DATASET RECORDS:
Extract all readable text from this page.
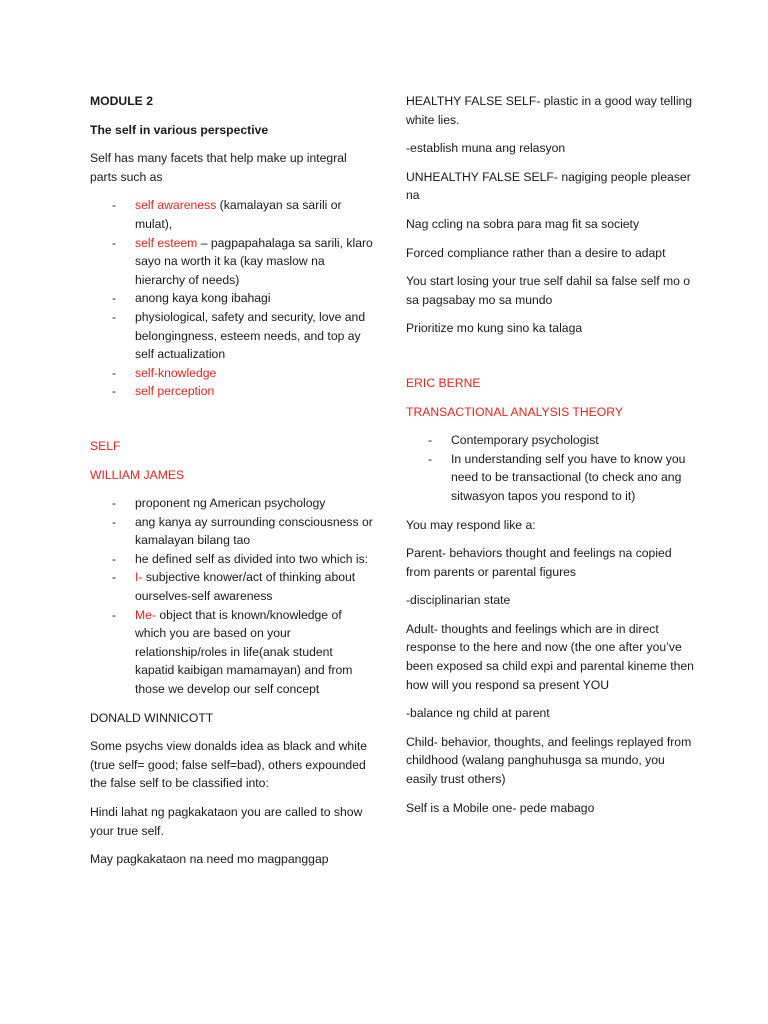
MODULE 2

The self in various perspective

Self has many facets that help make up integral parts such as

- self awareness (kamalayan sa sarili or mulat),
- self esteem – pagpapahalaga sa sarili, klaro sayo na worth it ka (kay maslow na hierarchy of needs)
- anong kaya kong ibahagi
- physiological, safety and security, love and belongingness, esteem needs, and top ay self actualization
- self-knowledge
- self perception

SELF

WILLIAM JAMES

- proponent ng American psychology
- ang kanya ay surrounding consciousness or kamalayan bilang tao
- he defined self as divided into two which is:
- I- subjective knower/act of thinking about ourselves-self awareness
- Me- object that is known/knowledge of which you are based on your relationship/roles in life(anak student kapatid kaibigan mamamayan) and from those we develop our self concept

DONALD WINNICOTT

Some psychs view donalds idea as black and white (true self= good; false self=bad), others expounded the false self to be classified into:

Hindi lahat ng pagkakataon you are called to show your true self.

May pagkakataon na need mo magpanggap

HEALTHY FALSE SELF- plastic in a good way telling white lies.

-establish muna ang relasyon

UNHEALTHY FALSE SELF- nagiging people pleaser na

Nag ccling na sobra para mag fit sa society

Forced compliance rather than a desire to adapt

You start losing your true self dahil sa false self mo o sa pagsabay mo sa mundo

Prioritize mo kung sino ka talaga

ERIC BERNE

TRANSACTIONAL ANALYSIS THEORY

- Contemporary psychologist
- In understanding self you have to know you need to be transactional (to check ano ang sitwasyon tapos you respond to it)

You may respond like a:

Parent- behaviors thought and feelings na copied from parents or parental figures

-disciplinarian state

Adult- thoughts and feelings which are in direct response to the here and now (the one after you’ve been exposed sa child expi and parental kineme then how will you respond sa present YOU

-balance ng child at parent

Child- behavior, thoughts, and feelings replayed from childhood (walang panghuhusga sa mundo, you easily trust others)

Self is a Mobile one- pede mabago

WHAT YOU ARE ASKED TO DO: Copy all lines above containing the string "from".

ANSWER TO THE EXERCISE:
Extract all readable text from this page.
- Me- object that is known/knowledge of which you are based on your relationship/roles in life(anak student kapatid kaibigan mamamayan) and from those we develop our self concept
Parent- behaviors thought and feelings na copied from parents or parental figures
Child- behavior, thoughts, and feelings replayed from childhood (walang panghuhusga sa mundo, you easily trust others)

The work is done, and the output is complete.